Copy every one of the following records, reproducing each line with no changes.

# start of Dataset excerpts

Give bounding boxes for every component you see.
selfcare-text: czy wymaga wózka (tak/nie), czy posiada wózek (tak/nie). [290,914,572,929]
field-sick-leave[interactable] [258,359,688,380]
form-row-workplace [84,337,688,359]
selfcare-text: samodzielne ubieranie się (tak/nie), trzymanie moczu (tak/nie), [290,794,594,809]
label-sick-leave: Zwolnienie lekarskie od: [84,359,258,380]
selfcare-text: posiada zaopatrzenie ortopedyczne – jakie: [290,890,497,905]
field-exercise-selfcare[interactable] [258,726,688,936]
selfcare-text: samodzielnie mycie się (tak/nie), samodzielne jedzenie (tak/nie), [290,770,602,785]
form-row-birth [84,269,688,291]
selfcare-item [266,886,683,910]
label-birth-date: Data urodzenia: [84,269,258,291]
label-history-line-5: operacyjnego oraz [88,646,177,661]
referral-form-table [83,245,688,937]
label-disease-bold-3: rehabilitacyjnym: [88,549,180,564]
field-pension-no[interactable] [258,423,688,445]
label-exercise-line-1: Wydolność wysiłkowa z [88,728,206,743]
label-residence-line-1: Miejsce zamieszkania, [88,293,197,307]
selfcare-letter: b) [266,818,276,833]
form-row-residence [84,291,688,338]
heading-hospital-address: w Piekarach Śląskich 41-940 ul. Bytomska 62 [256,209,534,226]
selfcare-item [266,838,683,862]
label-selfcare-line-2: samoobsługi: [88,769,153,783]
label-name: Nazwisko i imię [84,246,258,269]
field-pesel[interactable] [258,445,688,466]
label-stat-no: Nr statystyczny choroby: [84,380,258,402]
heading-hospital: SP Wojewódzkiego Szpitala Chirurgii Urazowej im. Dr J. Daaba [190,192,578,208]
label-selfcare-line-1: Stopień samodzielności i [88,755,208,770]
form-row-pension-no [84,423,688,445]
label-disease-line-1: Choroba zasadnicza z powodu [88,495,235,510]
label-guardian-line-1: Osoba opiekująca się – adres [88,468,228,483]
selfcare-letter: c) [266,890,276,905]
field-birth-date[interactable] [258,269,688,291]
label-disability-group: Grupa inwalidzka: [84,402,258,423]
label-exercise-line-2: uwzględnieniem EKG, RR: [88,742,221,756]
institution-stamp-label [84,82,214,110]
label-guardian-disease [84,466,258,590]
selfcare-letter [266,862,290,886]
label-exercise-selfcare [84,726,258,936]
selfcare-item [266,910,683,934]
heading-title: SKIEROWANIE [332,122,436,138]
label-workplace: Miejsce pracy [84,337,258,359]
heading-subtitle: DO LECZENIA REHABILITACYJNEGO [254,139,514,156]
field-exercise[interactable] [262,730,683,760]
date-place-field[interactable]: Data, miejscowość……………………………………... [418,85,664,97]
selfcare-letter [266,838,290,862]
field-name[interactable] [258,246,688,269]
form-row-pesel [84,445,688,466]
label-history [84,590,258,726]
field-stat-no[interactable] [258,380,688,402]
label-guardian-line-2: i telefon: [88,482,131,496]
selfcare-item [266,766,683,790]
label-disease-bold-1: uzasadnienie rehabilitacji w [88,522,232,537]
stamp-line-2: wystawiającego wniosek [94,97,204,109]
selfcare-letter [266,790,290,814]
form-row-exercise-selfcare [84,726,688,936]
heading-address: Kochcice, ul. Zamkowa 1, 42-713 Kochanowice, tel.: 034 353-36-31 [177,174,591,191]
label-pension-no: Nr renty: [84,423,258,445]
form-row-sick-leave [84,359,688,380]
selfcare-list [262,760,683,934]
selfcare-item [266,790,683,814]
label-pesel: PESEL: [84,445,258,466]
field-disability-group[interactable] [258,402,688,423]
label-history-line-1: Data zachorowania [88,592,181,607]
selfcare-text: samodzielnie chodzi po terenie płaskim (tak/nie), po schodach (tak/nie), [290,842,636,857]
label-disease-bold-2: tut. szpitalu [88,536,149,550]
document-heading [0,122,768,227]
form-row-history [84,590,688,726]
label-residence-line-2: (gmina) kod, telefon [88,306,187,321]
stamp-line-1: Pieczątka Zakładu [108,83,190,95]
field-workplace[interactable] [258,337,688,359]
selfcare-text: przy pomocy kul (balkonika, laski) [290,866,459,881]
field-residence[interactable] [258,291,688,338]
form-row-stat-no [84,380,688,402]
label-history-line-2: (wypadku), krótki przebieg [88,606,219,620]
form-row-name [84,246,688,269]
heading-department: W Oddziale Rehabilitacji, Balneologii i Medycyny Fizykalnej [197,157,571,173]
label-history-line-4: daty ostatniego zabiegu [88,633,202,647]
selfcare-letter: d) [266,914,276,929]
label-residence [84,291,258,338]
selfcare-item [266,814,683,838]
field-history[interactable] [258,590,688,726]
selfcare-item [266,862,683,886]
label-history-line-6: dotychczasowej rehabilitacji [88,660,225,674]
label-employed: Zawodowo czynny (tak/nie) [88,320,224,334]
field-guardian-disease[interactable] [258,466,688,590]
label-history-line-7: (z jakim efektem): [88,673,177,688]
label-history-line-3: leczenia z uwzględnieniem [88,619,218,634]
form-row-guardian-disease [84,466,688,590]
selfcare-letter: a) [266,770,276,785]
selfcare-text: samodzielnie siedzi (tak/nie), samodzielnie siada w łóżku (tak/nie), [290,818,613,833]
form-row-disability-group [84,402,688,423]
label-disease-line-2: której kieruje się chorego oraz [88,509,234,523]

# end of Dataset excerpts

◆ **Task result**
Give bounding boxes for every component you see.
selfcare-text: czy wymaga wózka (tak/nie), czy posiada wózek (tak/nie). [290,914,572,929]
field-sick-leave[interactable] [258,359,688,380]
form-row-workplace [84,337,688,359]
selfcare-text: samodzielne ubieranie się (tak/nie), trzymanie moczu (tak/nie), [290,794,594,809]
label-sick-leave: Zwolnienie lekarskie od: [84,359,258,380]
selfcare-text: posiada zaopatrzenie ortopedyczne – jakie: [290,890,497,905]
field-exercise-selfcare[interactable] [258,726,688,936]
selfcare-text: samodzielnie mycie się (tak/nie), samodzielne jedzenie (tak/nie), [290,770,602,785]
form-row-birth [84,269,688,291]
selfcare-item [266,886,683,910]
label-birth-date: Data urodzenia: [84,269,258,291]
label-history-line-5: operacyjnego oraz [88,646,177,661]
referral-form-table [83,245,688,937]
label-disease-bold-3: rehabilitacyjnym: [88,549,180,564]
field-pension-no[interactable] [258,423,688,445]
label-exercise-line-1: Wydolność wysiłkowa z [88,728,206,743]
label-residence-line-1: Miejsce zamieszkania, [88,293,197,307]
selfcare-letter: b) [266,818,276,833]
form-row-residence [84,291,688,338]
heading-hospital-address: w Piekarach Śląskich 41-940 ul. Bytomska 62 [256,209,534,226]
selfcare-item [266,838,683,862]
label-selfcare-line-2: samoobsługi: [88,769,153,783]
label-name: Nazwisko i imię [84,246,258,269]
field-pesel[interactable] [258,445,688,466]
label-stat-no: Nr statystyczny choroby: [84,380,258,402]
heading-hospital: SP Wojewódzkiego Szpitala Chirurgii Urazowej im. Dr J. Daaba [190,192,578,208]
label-selfcare-line-1: Stopień samodzielności i [88,755,208,770]
form-row-pension-no [84,423,688,445]
label-disease-line-1: Choroba zasadnicza z powodu [88,495,235,510]
label-guardian-line-1: Osoba opiekująca się – adres [88,468,228,483]
selfcare-letter: c) [266,890,276,905]
field-birth-date[interactable] [258,269,688,291]
label-disability-group: Grupa inwalidzka: [84,402,258,423]
label-exercise-line-2: uwzględnieniem EKG, RR: [88,742,221,756]
institution-stamp-label [84,82,214,110]
label-guardian-disease [84,466,258,590]
selfcare-letter [266,862,290,886]
label-exercise-selfcare [84,726,258,936]
selfcare-item [266,910,683,934]
heading-title: SKIEROWANIE [332,122,436,138]
label-workplace: Miejsce pracy [84,337,258,359]
heading-subtitle: DO LECZENIA REHABILITACYJNEGO [254,139,514,156]
field-exercise[interactable] [262,730,683,760]
date-place-field[interactable]: Data, miejscowość……………………………………... [418,85,664,97]
selfcare-letter [266,838,290,862]
field-name[interactable] [258,246,688,269]
form-row-pesel [84,445,688,466]
label-history [84,590,258,726]
field-stat-no[interactable] [258,380,688,402]
label-guardian-line-2: i telefon: [88,482,131,496]
selfcare-item [266,766,683,790]
label-disease-bold-1: uzasadnienie rehabilitacji w [88,522,232,537]
stamp-line-2: wystawiającego wniosek [94,97,204,109]
selfcare-letter [266,790,290,814]
form-row-exercise-selfcare [84,726,688,936]
heading-address: Kochcice, ul. Zamkowa 1, 42-713 Kochanowice, tel.: 034 353-36-31 [177,174,591,191]
label-pension-no: Nr renty: [84,423,258,445]
form-row-sick-leave [84,359,688,380]
selfcare-list [262,760,683,934]
selfcare-item [266,790,683,814]
label-pesel: PESEL: [84,445,258,466]
field-disability-group[interactable] [258,402,688,423]
label-history-line-1: Data zachorowania [88,592,181,607]
selfcare-text: samodzielnie chodzi po terenie płaskim (tak/nie), po schodach (tak/nie), [290,842,636,857]
label-disease-bold-2: tut. szpitalu [88,536,149,550]
document-heading [0,122,768,227]
form-row-history [84,590,688,726]
label-residence-line-2: (gmina) kod, telefon [88,306,187,321]
stamp-line-1: Pieczątka Zakładu [108,83,190,95]
field-workplace[interactable] [258,337,688,359]
selfcare-text: przy pomocy kul (balkonika, laski) [290,866,459,881]
field-residence[interactable] [258,291,688,338]
form-row-stat-no [84,380,688,402]
label-history-line-2: (wypadku), krótki przebieg [88,606,219,620]
form-row-name [84,246,688,269]
heading-department: W Oddziale Rehabilitacji, Balneologii i Medycyny Fizykalnej [197,157,571,173]
label-history-line-4: daty ostatniego zabiegu [88,633,202,647]
selfcare-letter: d) [266,914,276,929]
label-residence [84,291,258,338]
selfcare-item [266,814,683,838]
field-history[interactable] [258,590,688,726]
selfcare-item [266,862,683,886]
label-history-line-6: dotychczasowej rehabilitacji [88,660,225,674]
label-employed: Zawodowo czynny (tak/nie) [88,320,224,334]
field-guardian-disease[interactable] [258,466,688,590]
label-history-line-7: (z jakim efektem): [88,673,177,688]
label-history-line-3: leczenia z uwzględnieniem [88,619,218,634]
form-row-guardian-disease [84,466,688,590]
selfcare-letter: a) [266,770,276,785]
selfcare-text: samodzielnie siedzi (tak/nie), samodzielnie siada w łóżku (tak/nie), [290,818,613,833]
form-row-disability-group [84,402,688,423]
label-disease-line-2: której kieruje się chorego oraz [88,509,234,523]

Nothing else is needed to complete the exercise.